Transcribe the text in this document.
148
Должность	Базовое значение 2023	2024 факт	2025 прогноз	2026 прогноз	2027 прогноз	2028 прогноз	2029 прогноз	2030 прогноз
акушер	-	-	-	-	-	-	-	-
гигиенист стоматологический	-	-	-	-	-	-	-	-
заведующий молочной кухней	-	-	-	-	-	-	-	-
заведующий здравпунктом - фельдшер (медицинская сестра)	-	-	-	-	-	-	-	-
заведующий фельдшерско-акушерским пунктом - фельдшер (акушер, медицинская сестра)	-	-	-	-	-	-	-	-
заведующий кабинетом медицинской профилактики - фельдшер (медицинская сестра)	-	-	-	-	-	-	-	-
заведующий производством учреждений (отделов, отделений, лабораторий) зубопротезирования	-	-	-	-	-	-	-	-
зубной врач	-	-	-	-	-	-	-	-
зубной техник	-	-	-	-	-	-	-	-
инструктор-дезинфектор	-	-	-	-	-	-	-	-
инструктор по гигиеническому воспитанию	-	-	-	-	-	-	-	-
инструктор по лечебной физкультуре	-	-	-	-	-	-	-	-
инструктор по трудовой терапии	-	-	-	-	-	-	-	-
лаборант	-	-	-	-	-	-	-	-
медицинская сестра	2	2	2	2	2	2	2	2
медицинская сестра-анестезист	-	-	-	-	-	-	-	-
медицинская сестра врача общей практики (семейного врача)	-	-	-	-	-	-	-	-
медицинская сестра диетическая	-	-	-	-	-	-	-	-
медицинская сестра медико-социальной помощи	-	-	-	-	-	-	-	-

(Exercise goal) Your task is to transcribe the material exactly.

(Final result)
Transcribe the text in this document.
148
Должность	Базовое значение 2023	2024 факт	2025 прогноз	2026 прогноз	2027 прогноз	2028 прогноз	2029 прогноз	2030 прогноз
акушер	-	-	-	-	-	-	-	-
гигиенист стоматологический	-	-	-	-	-	-	-	-
заведующий молочной кухней	-	-	-	-	-	-	-	-
заведующий здравпунктом - фельдшер (медицинская сестра)	-	-	-	-	-	-	-	-
заведующий фельдшерско-акушерским пунктом - фельдшер (акушер, медицинская сестра)	-	-	-	-	-	-	-	-
заведующий кабинетом медицинской профилактики - фельдшер (медицинская сестра)	-	-	-	-	-	-	-	-
заведующий производством учреждений (отделов, отделений, лабораторий) зубопротезирования	-	-	-	-	-	-	-	-
зубной врач	-	-	-	-	-	-	-	-
зубной техник	-	-	-	-	-	-	-	-
инструктор-дезинфектор	-	-	-	-	-	-	-	-
инструктор по гигиеническому воспитанию	-	-	-	-	-	-	-	-
инструктор по лечебной физкультуре	-	-	-	-	-	-	-	-
инструктор по трудовой терапии	-	-	-	-	-	-	-	-
лаборант	-	-	-	-	-	-	-	-
медицинская сестра	2	2	2	2	2	2	2	2
медицинская сестра-анестезист	-	-	-	-	-	-	-	-
медицинская сестра врача общей практики (семейного врача)	-	-	-	-	-	-	-	-
медицинская сестра диетическая	-	-	-	-	-	-	-	-
медицинская сестра медико-социальной помощи	-	-	-	-	-	-	-	-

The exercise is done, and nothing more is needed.